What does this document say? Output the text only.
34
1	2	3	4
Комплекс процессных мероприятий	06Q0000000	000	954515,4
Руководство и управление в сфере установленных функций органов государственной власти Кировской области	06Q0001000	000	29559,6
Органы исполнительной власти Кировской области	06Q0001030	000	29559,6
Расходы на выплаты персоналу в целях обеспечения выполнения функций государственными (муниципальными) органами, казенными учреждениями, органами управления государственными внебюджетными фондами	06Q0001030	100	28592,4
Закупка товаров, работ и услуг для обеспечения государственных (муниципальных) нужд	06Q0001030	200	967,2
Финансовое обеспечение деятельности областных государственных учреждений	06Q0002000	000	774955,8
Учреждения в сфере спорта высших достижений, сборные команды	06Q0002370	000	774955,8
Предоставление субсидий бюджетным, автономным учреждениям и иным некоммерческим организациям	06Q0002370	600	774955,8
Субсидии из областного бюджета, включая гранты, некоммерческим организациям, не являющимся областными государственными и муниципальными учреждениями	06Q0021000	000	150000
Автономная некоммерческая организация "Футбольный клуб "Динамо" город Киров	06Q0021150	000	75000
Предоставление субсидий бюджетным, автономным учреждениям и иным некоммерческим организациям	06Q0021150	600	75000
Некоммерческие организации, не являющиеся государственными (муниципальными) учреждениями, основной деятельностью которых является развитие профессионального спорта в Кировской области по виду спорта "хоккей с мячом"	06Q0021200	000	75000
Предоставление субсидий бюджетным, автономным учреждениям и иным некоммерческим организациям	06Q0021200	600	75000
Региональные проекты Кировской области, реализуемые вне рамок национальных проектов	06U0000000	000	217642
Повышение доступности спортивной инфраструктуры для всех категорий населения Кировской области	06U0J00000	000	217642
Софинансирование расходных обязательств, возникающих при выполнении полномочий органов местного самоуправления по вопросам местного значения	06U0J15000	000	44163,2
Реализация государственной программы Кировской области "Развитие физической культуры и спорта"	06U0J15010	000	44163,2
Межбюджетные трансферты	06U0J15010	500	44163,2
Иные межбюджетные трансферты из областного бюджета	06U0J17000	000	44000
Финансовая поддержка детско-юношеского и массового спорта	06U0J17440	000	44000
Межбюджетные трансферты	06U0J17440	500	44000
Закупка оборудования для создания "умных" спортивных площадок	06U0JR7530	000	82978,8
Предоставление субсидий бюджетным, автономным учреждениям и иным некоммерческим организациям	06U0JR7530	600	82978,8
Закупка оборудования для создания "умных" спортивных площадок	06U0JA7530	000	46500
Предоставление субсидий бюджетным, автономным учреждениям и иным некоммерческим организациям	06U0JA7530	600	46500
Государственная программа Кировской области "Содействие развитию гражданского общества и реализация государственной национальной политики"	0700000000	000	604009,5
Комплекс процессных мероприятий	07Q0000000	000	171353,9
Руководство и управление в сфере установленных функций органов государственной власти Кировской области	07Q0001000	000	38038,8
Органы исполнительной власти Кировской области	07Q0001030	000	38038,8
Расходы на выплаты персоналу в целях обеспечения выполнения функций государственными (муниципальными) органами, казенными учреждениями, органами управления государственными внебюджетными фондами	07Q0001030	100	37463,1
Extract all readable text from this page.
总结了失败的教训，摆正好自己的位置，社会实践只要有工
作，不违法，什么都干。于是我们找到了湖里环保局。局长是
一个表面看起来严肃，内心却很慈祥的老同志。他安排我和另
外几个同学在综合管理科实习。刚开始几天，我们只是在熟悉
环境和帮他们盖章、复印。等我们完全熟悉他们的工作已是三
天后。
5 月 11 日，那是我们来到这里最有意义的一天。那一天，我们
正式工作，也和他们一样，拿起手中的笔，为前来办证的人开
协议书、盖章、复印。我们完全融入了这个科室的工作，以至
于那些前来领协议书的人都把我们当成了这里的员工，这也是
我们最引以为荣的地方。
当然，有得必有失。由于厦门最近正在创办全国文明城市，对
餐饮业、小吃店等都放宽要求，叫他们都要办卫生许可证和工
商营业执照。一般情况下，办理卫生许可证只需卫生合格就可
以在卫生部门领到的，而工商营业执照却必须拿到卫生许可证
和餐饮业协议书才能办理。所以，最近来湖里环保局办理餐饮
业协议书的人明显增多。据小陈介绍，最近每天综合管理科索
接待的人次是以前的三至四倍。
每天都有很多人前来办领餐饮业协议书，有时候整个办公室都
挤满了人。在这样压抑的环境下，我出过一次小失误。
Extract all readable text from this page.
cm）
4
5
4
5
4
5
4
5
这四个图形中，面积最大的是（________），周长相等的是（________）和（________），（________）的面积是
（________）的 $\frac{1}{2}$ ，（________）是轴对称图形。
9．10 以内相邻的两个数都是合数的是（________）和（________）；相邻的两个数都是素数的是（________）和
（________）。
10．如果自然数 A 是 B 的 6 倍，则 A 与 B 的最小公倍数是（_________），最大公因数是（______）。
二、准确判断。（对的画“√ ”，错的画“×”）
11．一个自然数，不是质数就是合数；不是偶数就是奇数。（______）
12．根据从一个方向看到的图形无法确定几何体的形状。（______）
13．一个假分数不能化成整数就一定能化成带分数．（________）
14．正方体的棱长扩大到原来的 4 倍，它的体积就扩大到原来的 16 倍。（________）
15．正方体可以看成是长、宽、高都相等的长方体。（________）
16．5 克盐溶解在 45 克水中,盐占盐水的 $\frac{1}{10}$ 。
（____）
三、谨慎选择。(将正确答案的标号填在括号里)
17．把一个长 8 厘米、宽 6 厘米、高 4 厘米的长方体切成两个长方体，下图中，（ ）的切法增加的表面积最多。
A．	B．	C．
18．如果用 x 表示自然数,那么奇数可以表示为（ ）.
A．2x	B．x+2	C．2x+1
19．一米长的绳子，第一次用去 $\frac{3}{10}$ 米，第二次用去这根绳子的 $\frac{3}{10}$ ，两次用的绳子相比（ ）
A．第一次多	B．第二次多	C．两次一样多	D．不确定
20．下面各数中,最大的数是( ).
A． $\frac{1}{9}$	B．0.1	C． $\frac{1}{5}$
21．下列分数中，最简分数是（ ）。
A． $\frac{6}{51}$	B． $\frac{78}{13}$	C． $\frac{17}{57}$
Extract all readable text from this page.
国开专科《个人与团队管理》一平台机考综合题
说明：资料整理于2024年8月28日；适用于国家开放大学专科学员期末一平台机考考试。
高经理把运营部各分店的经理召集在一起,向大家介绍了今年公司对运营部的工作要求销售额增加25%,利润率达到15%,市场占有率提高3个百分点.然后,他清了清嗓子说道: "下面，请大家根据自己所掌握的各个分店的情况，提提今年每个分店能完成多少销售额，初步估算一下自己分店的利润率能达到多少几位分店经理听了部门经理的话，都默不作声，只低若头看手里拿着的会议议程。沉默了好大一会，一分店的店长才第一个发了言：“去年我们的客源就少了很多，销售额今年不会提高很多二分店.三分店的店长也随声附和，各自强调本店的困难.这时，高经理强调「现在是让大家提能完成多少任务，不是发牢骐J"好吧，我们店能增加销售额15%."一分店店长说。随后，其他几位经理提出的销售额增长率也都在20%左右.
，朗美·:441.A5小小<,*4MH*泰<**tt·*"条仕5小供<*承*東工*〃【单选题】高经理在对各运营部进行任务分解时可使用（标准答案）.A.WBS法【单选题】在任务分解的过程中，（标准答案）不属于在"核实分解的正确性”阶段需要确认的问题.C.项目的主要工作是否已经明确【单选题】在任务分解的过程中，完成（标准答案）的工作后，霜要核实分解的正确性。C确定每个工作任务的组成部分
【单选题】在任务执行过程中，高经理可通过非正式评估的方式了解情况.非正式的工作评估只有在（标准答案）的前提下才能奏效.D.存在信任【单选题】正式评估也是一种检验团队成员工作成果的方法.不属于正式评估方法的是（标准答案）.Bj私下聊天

** TO DO **
Say how many lines in this listing hold the string "мероприятий", giving the count and nothing more.

** TASK ANSWER **
2